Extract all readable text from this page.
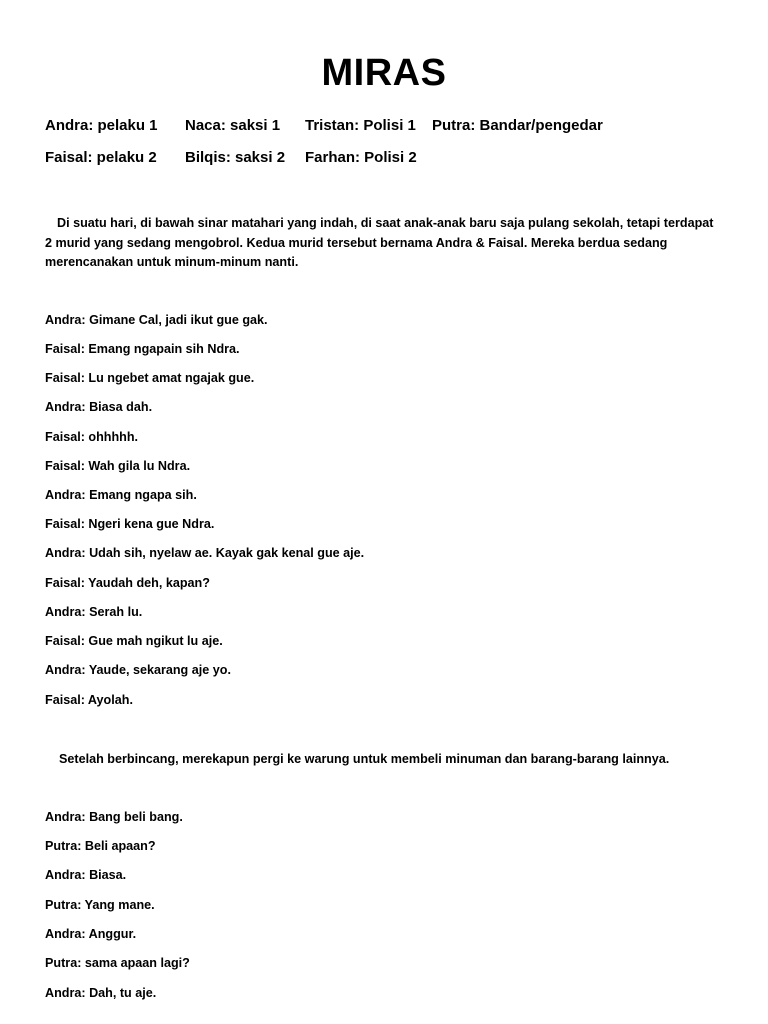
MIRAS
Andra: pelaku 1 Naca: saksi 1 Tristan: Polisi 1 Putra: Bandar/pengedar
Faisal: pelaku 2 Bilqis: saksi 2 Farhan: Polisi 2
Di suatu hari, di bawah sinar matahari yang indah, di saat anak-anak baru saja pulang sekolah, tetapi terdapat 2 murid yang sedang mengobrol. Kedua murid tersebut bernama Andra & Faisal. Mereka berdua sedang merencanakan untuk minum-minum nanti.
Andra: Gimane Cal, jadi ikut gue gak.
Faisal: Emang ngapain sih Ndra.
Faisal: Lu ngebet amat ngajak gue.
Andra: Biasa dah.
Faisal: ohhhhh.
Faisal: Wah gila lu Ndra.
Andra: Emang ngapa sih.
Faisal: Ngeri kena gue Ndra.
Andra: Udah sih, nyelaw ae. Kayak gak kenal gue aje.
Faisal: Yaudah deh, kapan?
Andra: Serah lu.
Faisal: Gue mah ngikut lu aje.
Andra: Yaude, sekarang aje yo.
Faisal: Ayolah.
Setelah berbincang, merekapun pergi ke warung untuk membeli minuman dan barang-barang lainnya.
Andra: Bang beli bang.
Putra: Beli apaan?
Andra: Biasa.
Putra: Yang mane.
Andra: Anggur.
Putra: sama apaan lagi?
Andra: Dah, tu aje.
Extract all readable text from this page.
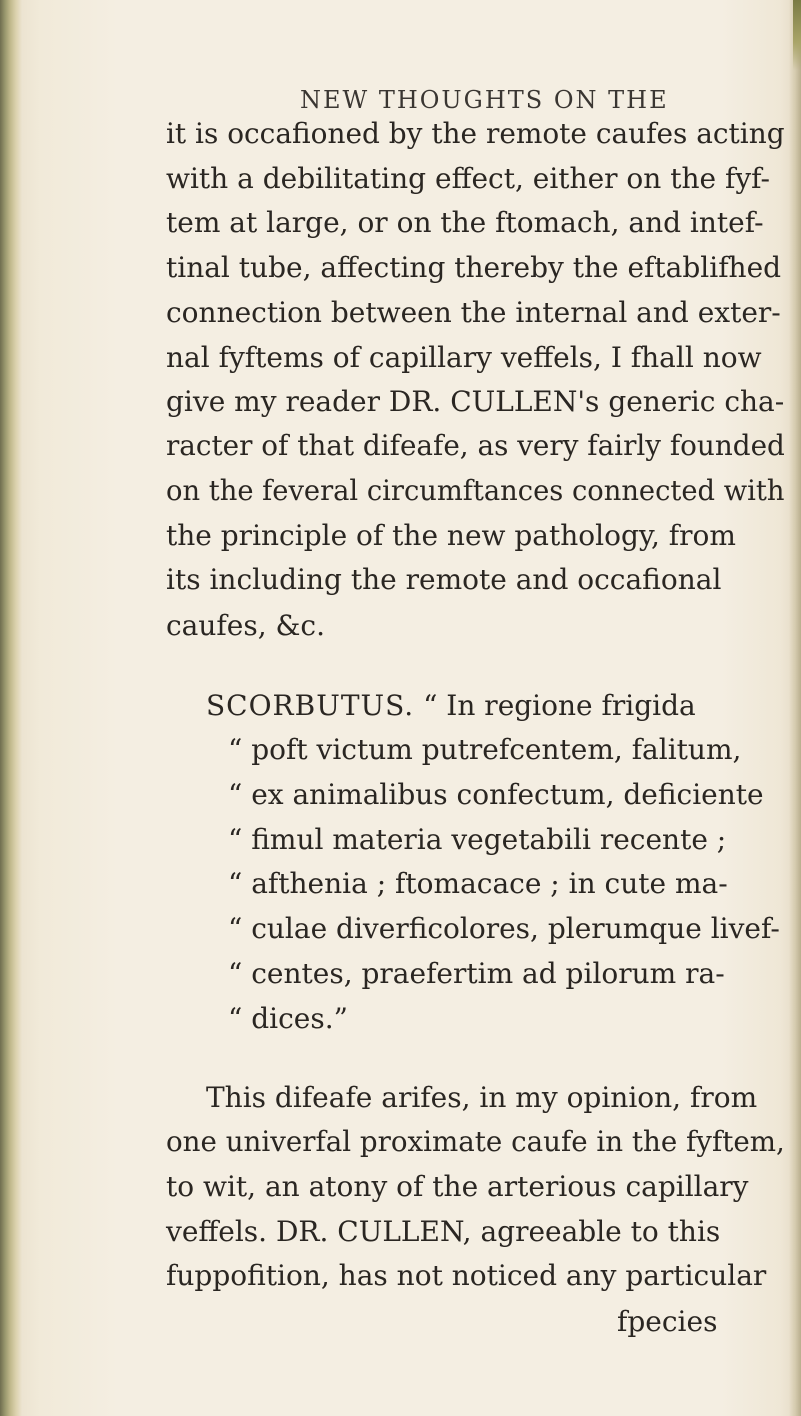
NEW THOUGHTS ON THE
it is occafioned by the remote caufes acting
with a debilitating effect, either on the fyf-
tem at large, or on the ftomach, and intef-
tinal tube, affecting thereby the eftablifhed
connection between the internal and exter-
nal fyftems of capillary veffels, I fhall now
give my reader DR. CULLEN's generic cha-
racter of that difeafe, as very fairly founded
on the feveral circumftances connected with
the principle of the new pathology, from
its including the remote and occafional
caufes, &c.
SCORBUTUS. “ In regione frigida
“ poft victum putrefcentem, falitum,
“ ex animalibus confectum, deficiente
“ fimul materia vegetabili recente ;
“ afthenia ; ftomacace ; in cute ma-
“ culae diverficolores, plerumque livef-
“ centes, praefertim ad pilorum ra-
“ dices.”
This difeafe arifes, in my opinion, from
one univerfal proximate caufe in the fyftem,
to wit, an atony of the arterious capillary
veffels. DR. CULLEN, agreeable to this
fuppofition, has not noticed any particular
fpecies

**********

> What is being asked: From the data above, gather every line that includes the word "veffels".

> Complete response:
nal fyftems of capillary veffels, I fhall now
veffels. DR. CULLEN, agreeable to this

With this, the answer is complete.